Reproduce every record below exactly as written, leaving out any pictures.

## Begin GIVEN DATA

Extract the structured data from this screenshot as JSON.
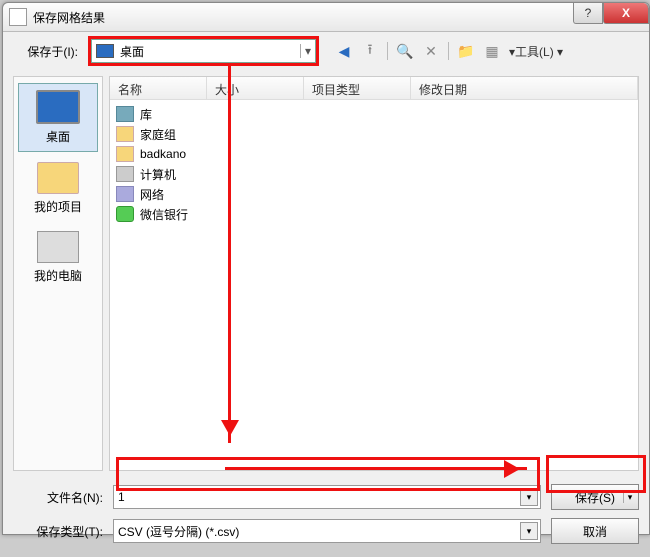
{
  "window": {
    "title": "保存网格结果",
    "help": "?",
    "close": "X"
  },
  "toolbar": {
    "saveInLabel": "保存于(I):",
    "location": "桌面",
    "toolsLabel": "工具(L)"
  },
  "places": [
    {
      "label": "桌面",
      "kind": "desktop",
      "selected": true
    },
    {
      "label": "我的项目",
      "kind": "folder",
      "selected": false
    },
    {
      "label": "我的电脑",
      "kind": "pc",
      "selected": false
    }
  ],
  "columns": {
    "name": "名称",
    "size": "大小",
    "type": "项目类型",
    "date": "修改日期"
  },
  "files": [
    {
      "label": "库",
      "kind": "lib"
    },
    {
      "label": "家庭组",
      "kind": "grp"
    },
    {
      "label": "badkano",
      "kind": "usr"
    },
    {
      "label": "计算机",
      "kind": "cmp"
    },
    {
      "label": "网络",
      "kind": "net"
    },
    {
      "label": "微信银行",
      "kind": "wx"
    }
  ],
  "bottom": {
    "fileNameLabel": "文件名(N):",
    "fileNameValue": "1",
    "fileTypeLabel": "保存类型(T):",
    "fileTypeValue": "CSV (逗号分隔) (*.csv)",
    "saveLabel": "保存(S)",
    "cancelLabel": "取消"
  }
}
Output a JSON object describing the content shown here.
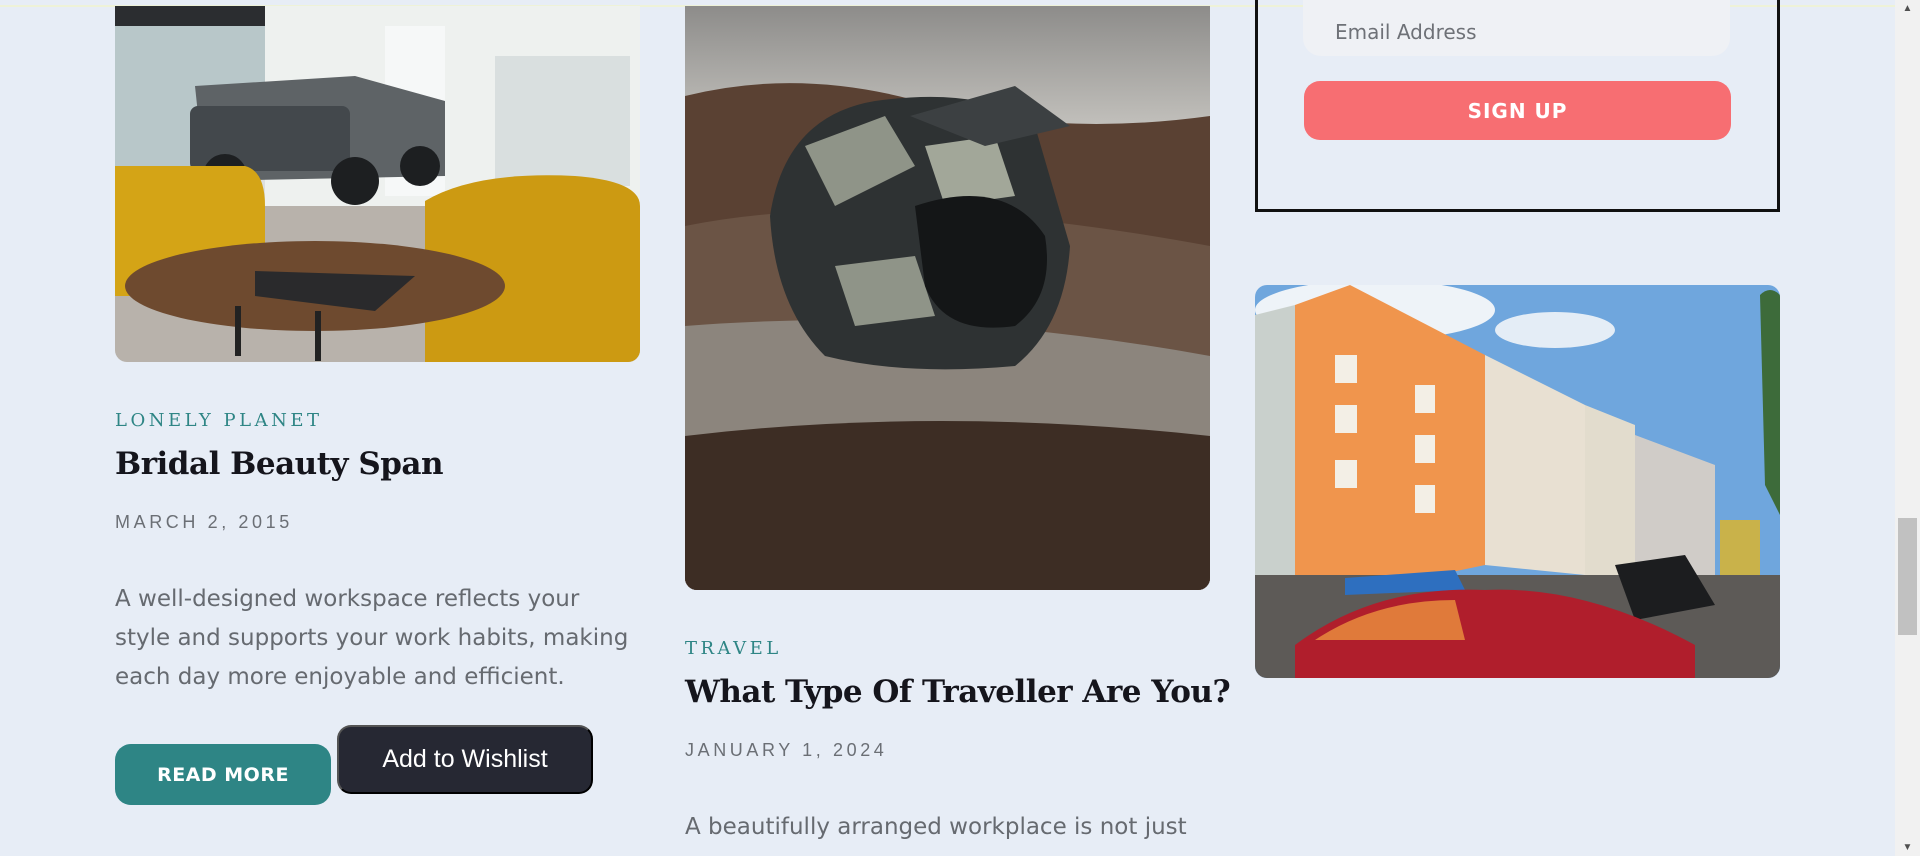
{
  "newsletter": {
    "email_placeholder": "Email Address",
    "signup_label": "SIGN UP"
  },
  "posts": [
    {
      "image": "office-showroom-photo",
      "category": "LONELY PLANET",
      "title": "Bridal Beauty Span",
      "date": "MARCH 2, 2015",
      "excerpt": "A well-designed workspace reflects your style and supports your work habits, making each day more enjoyable and efficient.",
      "read_more_label": "READ MORE",
      "wishlist_label": "Add to Wishlist"
    },
    {
      "image": "motorcycle-helmet-photo",
      "category": "TRAVEL",
      "title": "What Type Of Traveller Are You?",
      "date": "JANUARY 1, 2024",
      "excerpt": "A beautifully arranged workplace is not just"
    },
    {
      "image": "street-buildings-photo"
    }
  ],
  "colors": {
    "background": "#e7edf6",
    "accent_teal": "#2e8585",
    "signup_coral": "#f76e72",
    "wishlist_dark": "#262833"
  },
  "scrollbar": {
    "up_icon": "triangle-up-icon",
    "down_icon": "triangle-down-icon"
  }
}
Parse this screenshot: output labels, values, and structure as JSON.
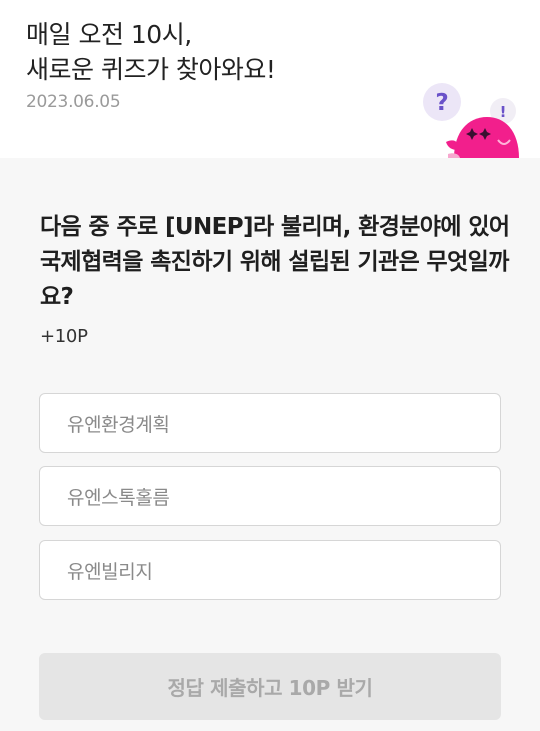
{
  "header": {
    "title_line1": "매일 오전 10시,",
    "title_line2": "새로운 퀴즈가 찾아와요!",
    "date": "2023.06.05"
  },
  "quiz": {
    "question": "다음 중 주로 [UNEP]라 불리며, 환경분야에 있어 국제협력을 촉진하기 위해 설립된 기관은 무엇일까요?",
    "points": "+10P",
    "options": [
      "유엔환경계획",
      "유엔스톡홀름",
      "유엔빌리지"
    ],
    "submit_label": "정답 제출하고 10P 받기"
  },
  "colors": {
    "mascot": "#f21f8c",
    "bubble": "#ece6f7",
    "bubble_mark": "#6a52c9",
    "submit_bg": "#e5e5e5"
  },
  "icons": [
    "question-bubble-icon",
    "exclamation-bubble-icon",
    "mascot-character-icon"
  ]
}
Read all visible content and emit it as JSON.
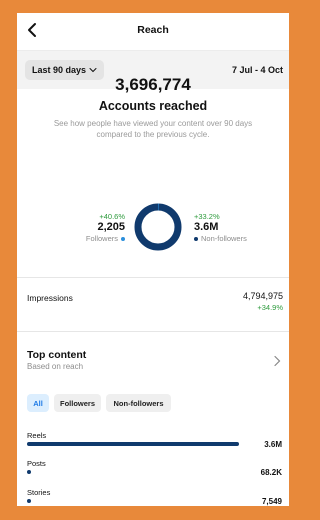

## End GIVEN DATA

SOLUTION »
Extract the structured data from this screenshot as JSON.
{
  "window": {
    "title": "保存网格结果",
    "help": "?",
    "close": "X"
  },
  "toolbar": {
    "saveInLabel": "保存于(I):",
    "location": "桌面",
    "toolsLabel": "工具(L)"
  },
  "places": [
    {
      "label": "桌面",
      "kind": "desktop",
      "selected": true
    },
    {
      "label": "我的项目",
      "kind": "folder",
      "selected": false
    },
    {
      "label": "我的电脑",
      "kind": "pc",
      "selected": false
    }
  ],
  "columns": {
    "name": "名称",
    "size": "大小",
    "type": "项目类型",
    "date": "修改日期"
  },
  "files": [
    {
      "label": "库",
      "kind": "lib"
    },
    {
      "label": "家庭组",
      "kind": "grp"
    },
    {
      "label": "badkano",
      "kind": "usr"
    },
    {
      "label": "计算机",
      "kind": "cmp"
    },
    {
      "label": "网络",
      "kind": "net"
    },
    {
      "label": "微信银行",
      "kind": "wx"
    }
  ],
  "bottom": {
    "fileNameLabel": "文件名(N):",
    "fileNameValue": "1",
    "fileTypeLabel": "保存类型(T):",
    "fileTypeValue": "CSV (逗号分隔) (*.csv)",
    "saveLabel": "保存(S)",
    "cancelLabel": "取消"
  }
}
Output a JSON object describing the content shown here.
{
  "newsletter": {
    "email_placeholder": "Email Address",
    "signup_label": "SIGN UP"
  },
  "posts": [
    {
      "image": "office-showroom-photo",
      "category": "LONELY PLANET",
      "title": "Bridal Beauty Span",
      "date": "MARCH 2, 2015",
      "excerpt": "A well-designed workspace reflects your style and supports your work habits, making each day more enjoyable and efficient.",
      "read_more_label": "READ MORE",
      "wishlist_label": "Add to Wishlist"
    },
    {
      "image": "motorcycle-helmet-photo",
      "category": "TRAVEL",
      "title": "What Type Of Traveller Are You?",
      "date": "JANUARY 1, 2024",
      "excerpt": "A beautifully arranged workplace is not just"
    },
    {
      "image": "street-buildings-photo"
    }
  ],
  "colors": {
    "background": "#e7edf6",
    "accent_teal": "#2e8585",
    "signup_coral": "#f76e72",
    "wishlist_dark": "#262833"
  },
  "scrollbar": {
    "up_icon": "triangle-up-icon",
    "down_icon": "triangle-down-icon"
  }
}
Parse this screenshot: output labels, values, and structure as JSON.
{
  "header": {
    "title_line1": "매일 오전 10시,",
    "title_line2": "새로운 퀴즈가 찾아와요!",
    "date": "2023.06.05"
  },
  "quiz": {
    "question": "다음 중 주로 [UNEP]라 불리며, 환경분야에 있어 국제협력을 촉진하기 위해 설립된 기관은 무엇일까요?",
    "points": "+10P",
    "options": [
      "유엔환경계획",
      "유엔스톡홀름",
      "유엔빌리지"
    ],
    "submit_label": "정답 제출하고 10P 받기"
  },
  "colors": {
    "mascot": "#f21f8c",
    "bubble": "#ece6f7",
    "bubble_mark": "#6a52c9",
    "submit_bg": "#e5e5e5"
  },
  "icons": [
    "question-bubble-icon",
    "exclamation-bubble-icon",
    "mascot-character-icon"
  ]
}
Read all visible content and emit it as JSON.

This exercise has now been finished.